■ Exercise description:
State the number of lines that contain the word "from", and add nothing else.

■ Task data:
────────────────────

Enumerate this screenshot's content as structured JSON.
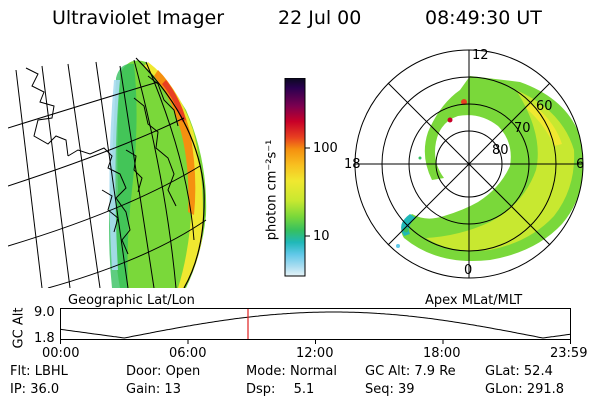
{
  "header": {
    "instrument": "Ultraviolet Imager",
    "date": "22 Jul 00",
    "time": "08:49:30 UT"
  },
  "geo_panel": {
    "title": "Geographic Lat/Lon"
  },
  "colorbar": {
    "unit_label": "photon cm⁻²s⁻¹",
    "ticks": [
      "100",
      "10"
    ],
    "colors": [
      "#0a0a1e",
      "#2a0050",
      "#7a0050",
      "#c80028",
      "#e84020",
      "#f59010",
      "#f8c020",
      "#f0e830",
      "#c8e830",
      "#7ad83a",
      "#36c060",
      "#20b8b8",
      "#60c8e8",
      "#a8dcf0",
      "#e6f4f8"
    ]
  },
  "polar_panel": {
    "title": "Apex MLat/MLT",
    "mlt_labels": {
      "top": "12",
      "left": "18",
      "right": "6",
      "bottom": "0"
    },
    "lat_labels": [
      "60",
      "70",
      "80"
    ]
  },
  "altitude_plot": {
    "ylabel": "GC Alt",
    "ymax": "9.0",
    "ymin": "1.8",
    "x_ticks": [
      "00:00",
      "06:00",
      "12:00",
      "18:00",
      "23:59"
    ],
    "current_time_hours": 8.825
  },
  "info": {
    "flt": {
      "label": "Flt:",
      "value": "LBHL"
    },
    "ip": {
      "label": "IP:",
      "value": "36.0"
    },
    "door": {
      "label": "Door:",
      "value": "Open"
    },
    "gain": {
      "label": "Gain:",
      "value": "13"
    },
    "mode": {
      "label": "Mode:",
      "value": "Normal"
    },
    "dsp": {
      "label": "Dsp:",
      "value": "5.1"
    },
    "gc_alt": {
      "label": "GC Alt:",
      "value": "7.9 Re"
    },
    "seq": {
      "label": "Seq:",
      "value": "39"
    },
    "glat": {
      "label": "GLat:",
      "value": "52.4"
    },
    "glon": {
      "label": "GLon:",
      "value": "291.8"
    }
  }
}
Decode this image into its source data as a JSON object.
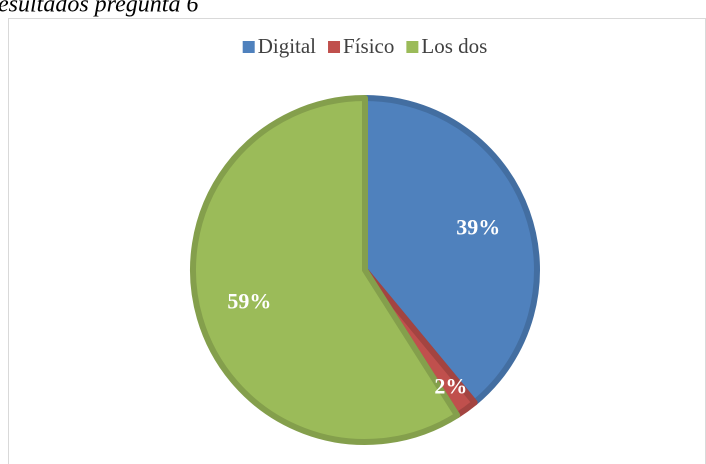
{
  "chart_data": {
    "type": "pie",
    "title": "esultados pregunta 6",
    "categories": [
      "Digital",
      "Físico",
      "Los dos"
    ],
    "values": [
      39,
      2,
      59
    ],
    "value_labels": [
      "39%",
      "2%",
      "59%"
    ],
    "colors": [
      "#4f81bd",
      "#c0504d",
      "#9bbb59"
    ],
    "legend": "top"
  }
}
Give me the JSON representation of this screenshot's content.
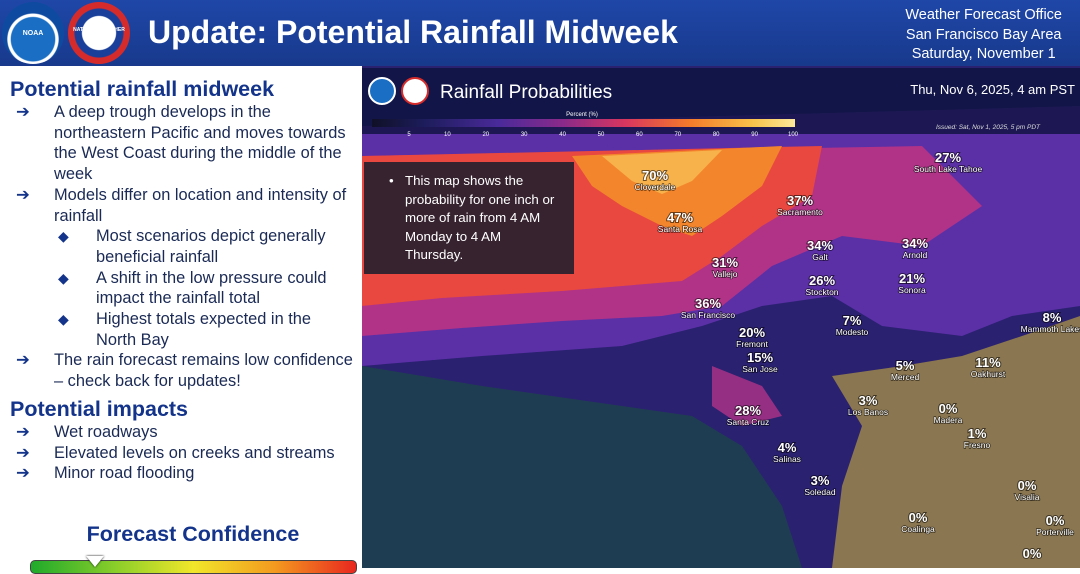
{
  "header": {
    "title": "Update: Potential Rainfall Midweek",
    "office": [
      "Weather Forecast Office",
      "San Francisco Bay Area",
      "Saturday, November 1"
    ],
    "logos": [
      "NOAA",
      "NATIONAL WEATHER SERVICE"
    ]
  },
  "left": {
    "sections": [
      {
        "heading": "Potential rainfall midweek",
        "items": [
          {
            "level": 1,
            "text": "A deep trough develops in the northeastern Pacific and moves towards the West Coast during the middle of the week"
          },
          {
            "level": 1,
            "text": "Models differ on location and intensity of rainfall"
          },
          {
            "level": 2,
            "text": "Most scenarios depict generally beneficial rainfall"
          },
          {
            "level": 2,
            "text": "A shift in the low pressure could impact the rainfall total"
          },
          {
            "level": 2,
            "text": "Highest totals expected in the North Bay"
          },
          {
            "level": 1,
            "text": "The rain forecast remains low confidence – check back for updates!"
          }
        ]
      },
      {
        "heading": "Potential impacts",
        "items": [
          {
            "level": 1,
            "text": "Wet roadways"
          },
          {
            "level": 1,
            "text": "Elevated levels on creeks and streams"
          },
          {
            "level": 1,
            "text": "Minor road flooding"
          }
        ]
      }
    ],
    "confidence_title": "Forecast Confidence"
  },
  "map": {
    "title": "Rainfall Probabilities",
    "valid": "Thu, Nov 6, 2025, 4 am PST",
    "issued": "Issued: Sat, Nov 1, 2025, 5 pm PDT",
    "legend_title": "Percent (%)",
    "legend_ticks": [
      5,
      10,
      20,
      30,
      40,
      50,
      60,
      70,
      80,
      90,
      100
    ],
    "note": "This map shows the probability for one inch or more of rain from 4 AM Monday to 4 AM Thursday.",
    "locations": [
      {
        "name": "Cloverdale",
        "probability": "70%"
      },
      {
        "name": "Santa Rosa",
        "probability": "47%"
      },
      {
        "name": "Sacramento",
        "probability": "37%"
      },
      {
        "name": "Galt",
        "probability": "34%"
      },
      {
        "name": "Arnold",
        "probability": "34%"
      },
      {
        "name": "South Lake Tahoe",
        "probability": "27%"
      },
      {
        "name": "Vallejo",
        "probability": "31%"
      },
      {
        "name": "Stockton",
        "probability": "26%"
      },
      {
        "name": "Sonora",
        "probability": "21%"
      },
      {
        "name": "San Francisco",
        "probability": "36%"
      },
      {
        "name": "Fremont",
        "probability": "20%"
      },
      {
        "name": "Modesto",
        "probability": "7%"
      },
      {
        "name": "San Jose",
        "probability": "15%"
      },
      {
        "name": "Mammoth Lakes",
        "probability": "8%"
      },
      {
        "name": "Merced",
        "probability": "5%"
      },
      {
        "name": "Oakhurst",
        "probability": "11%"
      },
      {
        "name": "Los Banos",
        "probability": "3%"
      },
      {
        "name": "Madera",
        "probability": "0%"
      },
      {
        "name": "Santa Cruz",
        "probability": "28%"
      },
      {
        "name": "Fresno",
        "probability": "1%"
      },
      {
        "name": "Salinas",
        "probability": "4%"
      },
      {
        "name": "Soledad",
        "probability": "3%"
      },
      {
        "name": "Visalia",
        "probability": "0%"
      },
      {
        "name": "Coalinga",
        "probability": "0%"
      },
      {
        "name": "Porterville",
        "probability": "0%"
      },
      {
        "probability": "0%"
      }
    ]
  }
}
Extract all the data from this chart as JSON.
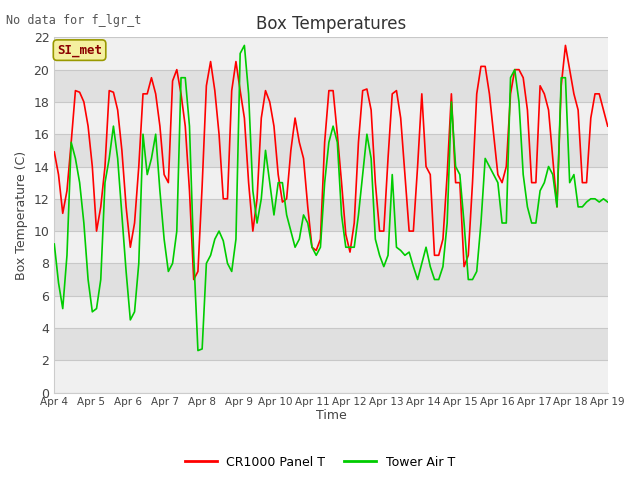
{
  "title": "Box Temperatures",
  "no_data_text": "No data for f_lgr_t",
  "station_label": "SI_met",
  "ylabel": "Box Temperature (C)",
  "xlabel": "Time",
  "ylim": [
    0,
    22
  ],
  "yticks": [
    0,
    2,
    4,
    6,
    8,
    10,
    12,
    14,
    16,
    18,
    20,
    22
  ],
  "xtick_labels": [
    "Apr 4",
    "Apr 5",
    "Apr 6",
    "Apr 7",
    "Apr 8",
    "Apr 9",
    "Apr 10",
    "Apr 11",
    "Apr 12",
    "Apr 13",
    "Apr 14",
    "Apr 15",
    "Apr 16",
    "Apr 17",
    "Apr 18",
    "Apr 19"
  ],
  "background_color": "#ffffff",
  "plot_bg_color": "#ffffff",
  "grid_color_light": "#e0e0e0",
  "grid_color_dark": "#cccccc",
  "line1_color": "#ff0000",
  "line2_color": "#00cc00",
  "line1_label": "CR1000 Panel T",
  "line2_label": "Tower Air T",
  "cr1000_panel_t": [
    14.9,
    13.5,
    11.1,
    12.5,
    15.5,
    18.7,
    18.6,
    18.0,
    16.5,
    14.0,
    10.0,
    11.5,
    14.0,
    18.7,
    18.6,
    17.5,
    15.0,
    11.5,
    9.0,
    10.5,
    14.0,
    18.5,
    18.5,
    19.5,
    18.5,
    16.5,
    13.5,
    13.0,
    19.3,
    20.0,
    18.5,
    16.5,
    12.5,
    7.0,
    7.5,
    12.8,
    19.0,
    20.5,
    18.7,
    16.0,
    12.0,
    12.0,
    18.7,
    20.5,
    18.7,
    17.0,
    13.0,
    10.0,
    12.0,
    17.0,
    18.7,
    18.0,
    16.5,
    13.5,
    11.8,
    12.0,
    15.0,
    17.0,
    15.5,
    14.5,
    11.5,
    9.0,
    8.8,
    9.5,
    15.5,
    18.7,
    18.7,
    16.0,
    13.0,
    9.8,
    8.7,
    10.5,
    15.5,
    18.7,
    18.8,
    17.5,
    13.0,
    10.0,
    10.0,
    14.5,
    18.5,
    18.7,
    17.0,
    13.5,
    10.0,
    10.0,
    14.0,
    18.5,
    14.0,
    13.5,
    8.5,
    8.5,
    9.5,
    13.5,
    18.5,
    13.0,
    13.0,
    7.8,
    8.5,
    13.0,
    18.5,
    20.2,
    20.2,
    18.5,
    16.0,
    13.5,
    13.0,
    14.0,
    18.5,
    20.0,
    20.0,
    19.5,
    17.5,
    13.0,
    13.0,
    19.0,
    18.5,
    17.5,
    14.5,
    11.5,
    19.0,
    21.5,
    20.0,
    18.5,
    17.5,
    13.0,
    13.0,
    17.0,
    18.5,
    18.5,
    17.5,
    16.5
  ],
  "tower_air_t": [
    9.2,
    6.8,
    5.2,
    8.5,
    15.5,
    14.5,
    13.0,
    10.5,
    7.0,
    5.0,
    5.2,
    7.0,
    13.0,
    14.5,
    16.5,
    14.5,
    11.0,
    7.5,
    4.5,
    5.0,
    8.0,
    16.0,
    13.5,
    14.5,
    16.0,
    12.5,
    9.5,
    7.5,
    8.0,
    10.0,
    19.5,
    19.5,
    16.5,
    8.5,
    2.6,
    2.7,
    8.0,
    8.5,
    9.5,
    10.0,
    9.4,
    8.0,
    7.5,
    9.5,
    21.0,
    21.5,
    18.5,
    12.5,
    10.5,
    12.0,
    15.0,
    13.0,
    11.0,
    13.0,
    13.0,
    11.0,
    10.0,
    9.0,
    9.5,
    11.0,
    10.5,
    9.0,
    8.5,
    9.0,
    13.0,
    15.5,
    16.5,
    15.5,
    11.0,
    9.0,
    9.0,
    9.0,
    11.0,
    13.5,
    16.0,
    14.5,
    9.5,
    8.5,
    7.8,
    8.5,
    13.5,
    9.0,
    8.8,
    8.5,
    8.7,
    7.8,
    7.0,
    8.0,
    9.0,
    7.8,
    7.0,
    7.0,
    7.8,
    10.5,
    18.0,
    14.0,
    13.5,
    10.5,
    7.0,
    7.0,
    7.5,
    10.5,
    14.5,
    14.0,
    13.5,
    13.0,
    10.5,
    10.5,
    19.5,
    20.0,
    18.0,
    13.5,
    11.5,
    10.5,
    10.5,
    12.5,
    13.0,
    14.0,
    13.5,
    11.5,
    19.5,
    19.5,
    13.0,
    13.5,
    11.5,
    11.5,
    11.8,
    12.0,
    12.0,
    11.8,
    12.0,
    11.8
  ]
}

────────────────────

■ Expected output:
2